**** Input ****
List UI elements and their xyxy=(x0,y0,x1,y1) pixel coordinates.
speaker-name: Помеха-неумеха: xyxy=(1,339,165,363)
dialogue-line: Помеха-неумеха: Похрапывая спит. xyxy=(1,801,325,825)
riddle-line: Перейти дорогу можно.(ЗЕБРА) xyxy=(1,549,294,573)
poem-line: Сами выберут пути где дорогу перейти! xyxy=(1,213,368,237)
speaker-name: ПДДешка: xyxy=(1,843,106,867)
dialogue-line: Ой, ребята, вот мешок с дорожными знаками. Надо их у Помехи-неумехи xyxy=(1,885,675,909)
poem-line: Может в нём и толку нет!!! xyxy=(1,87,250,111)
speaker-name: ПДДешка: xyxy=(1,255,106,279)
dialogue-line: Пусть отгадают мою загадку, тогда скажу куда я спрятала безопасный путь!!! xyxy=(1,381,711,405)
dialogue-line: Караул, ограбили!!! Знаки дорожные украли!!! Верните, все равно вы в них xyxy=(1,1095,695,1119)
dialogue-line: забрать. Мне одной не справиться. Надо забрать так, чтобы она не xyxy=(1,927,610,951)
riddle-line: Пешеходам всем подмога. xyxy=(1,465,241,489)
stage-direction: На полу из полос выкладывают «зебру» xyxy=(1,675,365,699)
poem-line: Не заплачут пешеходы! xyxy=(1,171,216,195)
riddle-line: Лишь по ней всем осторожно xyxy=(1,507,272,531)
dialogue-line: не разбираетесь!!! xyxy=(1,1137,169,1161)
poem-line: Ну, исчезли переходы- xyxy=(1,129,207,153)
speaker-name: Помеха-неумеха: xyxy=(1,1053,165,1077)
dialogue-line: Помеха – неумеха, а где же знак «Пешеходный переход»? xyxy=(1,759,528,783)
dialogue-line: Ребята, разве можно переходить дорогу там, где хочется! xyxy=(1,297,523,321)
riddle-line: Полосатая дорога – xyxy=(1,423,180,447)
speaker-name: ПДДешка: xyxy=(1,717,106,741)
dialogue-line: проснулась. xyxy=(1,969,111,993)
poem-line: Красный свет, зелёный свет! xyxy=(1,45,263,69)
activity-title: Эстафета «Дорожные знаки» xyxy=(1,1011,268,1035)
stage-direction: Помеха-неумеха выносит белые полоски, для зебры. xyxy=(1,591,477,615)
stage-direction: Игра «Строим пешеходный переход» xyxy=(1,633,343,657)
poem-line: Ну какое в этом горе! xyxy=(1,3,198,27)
****
◆ Problem to solve
Copy out every line of the data above word for word, with nothing changed.

◆ Output below
List UI elements and their xyxy=(x0,y0,x1,y1) pixel coordinates.
speaker-name: Помеха-неумеха: xyxy=(1,339,165,363)
dialogue-line: Помеха-неумеха: Похрапывая спит. xyxy=(1,801,325,825)
riddle-line: Перейти дорогу можно.(ЗЕБРА) xyxy=(1,549,294,573)
poem-line: Сами выберут пути где дорогу перейти! xyxy=(1,213,368,237)
speaker-name: ПДДешка: xyxy=(1,843,106,867)
dialogue-line: Ой, ребята, вот мешок с дорожными знаками. Надо их у Помехи-неумехи xyxy=(1,885,675,909)
poem-line: Может в нём и толку нет!!! xyxy=(1,87,250,111)
speaker-name: ПДДешка: xyxy=(1,255,106,279)
dialogue-line: Пусть отгадают мою загадку, тогда скажу куда я спрятала безопасный путь!!! xyxy=(1,381,711,405)
dialogue-line: Караул, ограбили!!! Знаки дорожные украли!!! Верните, все равно вы в них xyxy=(1,1095,695,1119)
dialogue-line: забрать. Мне одной не справиться. Надо забрать так, чтобы она не xyxy=(1,927,610,951)
riddle-line: Пешеходам всем подмога. xyxy=(1,465,241,489)
stage-direction: На полу из полос выкладывают «зебру» xyxy=(1,675,365,699)
poem-line: Не заплачут пешеходы! xyxy=(1,171,216,195)
riddle-line: Лишь по ней всем осторожно xyxy=(1,507,272,531)
dialogue-line: не разбираетесь!!! xyxy=(1,1137,169,1161)
poem-line: Ну, исчезли переходы- xyxy=(1,129,207,153)
speaker-name: Помеха-неумеха: xyxy=(1,1053,165,1077)
dialogue-line: Помеха – неумеха, а где же знак «Пешеходный переход»? xyxy=(1,759,528,783)
dialogue-line: Ребята, разве можно переходить дорогу там, где хочется! xyxy=(1,297,523,321)
riddle-line: Полосатая дорога – xyxy=(1,423,180,447)
speaker-name: ПДДешка: xyxy=(1,717,106,741)
dialogue-line: проснулась. xyxy=(1,969,111,993)
poem-line: Красный свет, зелёный свет! xyxy=(1,45,263,69)
activity-title: Эстафета «Дорожные знаки» xyxy=(1,1011,268,1035)
stage-direction: Помеха-неумеха выносит белые полоски, для зебры. xyxy=(1,591,477,615)
stage-direction: Игра «Строим пешеходный переход» xyxy=(1,633,343,657)
poem-line: Ну какое в этом горе! xyxy=(1,3,198,27)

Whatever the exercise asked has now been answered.